**Task to carry out**
Locate each line below that includes "kind" and reproduce it.

**Data supplied**

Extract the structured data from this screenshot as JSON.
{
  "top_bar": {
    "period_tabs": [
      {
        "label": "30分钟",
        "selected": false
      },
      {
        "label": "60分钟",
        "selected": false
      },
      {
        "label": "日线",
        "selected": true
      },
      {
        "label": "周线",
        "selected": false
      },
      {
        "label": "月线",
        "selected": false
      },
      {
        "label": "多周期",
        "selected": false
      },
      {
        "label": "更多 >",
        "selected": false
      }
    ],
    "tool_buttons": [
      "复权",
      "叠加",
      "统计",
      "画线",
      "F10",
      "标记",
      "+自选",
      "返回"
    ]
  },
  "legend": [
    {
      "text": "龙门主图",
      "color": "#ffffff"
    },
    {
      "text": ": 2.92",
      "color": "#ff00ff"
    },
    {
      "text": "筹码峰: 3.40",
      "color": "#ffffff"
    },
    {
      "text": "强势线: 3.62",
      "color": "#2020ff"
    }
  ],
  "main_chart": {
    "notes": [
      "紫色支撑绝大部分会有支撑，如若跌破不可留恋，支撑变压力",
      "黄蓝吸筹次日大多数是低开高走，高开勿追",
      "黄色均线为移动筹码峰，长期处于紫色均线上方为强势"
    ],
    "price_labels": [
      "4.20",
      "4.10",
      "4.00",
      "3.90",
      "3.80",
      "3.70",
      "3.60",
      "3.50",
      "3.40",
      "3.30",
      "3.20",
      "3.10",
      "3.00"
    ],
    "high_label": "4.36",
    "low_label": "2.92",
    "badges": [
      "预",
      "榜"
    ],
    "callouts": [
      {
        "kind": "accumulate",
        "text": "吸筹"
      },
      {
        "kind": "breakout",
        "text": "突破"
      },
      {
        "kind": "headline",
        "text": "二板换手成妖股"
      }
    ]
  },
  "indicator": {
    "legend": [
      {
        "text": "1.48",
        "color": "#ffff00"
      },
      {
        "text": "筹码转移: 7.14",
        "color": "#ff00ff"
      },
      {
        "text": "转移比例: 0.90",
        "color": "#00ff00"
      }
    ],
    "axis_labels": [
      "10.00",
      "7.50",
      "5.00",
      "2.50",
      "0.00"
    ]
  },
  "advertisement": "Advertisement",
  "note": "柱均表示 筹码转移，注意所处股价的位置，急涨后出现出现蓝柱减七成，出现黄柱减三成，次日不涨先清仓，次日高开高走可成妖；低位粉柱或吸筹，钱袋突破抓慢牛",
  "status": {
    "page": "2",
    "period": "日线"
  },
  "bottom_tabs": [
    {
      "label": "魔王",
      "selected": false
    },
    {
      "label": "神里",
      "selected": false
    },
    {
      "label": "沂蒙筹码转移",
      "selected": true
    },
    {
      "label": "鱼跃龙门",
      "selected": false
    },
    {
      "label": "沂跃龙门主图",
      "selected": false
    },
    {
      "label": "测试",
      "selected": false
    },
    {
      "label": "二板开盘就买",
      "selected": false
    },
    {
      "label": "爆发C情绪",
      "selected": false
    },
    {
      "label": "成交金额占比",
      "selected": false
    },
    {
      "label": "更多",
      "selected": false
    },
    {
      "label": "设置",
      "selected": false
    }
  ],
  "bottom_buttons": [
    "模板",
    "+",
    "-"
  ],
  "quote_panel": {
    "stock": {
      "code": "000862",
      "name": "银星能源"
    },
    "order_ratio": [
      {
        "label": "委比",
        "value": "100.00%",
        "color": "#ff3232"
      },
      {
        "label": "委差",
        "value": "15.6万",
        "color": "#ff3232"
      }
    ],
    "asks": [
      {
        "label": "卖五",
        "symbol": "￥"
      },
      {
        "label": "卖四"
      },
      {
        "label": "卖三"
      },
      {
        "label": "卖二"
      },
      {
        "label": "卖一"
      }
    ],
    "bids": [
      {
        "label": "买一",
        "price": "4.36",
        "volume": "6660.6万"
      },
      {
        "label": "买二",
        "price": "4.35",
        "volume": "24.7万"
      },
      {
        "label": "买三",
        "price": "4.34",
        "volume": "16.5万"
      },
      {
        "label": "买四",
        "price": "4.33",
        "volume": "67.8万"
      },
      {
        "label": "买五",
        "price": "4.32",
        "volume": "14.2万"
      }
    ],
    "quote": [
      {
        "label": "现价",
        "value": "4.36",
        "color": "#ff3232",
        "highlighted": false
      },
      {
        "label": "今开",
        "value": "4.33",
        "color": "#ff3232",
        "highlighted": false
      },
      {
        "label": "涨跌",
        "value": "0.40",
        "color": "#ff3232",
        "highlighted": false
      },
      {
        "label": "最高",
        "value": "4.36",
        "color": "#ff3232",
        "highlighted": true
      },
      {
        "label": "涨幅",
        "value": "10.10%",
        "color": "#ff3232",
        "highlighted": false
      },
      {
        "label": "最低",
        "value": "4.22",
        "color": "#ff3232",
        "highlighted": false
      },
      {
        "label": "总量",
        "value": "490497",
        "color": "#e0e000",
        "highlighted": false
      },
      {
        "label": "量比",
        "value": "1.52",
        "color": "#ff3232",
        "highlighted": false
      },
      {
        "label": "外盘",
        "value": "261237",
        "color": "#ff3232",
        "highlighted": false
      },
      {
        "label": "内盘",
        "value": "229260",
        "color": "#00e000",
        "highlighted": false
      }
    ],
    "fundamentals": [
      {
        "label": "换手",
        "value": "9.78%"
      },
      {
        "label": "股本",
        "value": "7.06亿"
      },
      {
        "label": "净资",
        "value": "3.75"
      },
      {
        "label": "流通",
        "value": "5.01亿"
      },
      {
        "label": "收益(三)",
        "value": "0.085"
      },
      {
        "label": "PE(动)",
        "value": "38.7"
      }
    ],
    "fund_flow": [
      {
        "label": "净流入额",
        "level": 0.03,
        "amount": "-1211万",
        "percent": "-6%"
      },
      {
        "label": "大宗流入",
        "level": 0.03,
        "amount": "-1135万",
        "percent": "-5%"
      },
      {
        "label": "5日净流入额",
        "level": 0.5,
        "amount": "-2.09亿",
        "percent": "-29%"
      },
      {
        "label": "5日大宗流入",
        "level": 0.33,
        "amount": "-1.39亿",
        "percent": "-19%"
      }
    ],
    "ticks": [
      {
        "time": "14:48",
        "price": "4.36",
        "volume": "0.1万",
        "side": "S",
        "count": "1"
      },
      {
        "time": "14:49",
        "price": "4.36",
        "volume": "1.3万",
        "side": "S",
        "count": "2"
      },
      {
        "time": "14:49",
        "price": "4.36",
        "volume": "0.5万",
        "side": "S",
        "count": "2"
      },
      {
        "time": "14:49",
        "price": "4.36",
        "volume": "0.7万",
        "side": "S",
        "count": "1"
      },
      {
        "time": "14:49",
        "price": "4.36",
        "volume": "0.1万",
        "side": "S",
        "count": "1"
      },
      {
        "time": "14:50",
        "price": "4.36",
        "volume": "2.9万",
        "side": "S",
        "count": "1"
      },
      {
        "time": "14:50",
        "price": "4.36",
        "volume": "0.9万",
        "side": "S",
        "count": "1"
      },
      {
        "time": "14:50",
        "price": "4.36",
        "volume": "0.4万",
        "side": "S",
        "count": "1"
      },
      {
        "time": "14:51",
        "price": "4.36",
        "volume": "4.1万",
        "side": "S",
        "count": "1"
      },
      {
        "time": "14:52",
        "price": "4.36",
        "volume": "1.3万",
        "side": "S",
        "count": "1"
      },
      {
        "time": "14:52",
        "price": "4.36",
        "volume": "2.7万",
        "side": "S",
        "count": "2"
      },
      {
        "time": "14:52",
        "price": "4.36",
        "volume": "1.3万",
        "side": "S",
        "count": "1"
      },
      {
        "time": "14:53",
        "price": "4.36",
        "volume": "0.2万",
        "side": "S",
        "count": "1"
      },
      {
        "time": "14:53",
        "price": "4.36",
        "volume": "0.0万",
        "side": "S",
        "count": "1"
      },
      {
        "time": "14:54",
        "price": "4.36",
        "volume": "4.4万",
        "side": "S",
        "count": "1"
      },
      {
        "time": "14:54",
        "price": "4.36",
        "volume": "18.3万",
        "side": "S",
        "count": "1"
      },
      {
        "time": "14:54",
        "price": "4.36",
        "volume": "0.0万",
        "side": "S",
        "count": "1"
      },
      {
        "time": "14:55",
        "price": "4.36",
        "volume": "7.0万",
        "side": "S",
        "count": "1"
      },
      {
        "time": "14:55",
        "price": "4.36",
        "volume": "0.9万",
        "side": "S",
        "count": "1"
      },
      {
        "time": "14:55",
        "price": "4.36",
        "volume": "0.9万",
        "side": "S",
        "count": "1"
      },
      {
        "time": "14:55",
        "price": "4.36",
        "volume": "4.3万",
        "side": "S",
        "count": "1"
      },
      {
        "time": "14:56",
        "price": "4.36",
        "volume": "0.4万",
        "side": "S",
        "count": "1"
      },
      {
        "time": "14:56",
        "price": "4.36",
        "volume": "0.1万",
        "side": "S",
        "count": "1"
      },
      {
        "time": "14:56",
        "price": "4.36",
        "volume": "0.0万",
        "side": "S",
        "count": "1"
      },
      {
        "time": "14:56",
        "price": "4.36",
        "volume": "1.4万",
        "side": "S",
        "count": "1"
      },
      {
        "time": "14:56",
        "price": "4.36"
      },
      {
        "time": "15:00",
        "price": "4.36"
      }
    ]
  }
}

**Task answer**
        "kind": "accumulate",
        "kind": "breakout",
        "kind": "headline",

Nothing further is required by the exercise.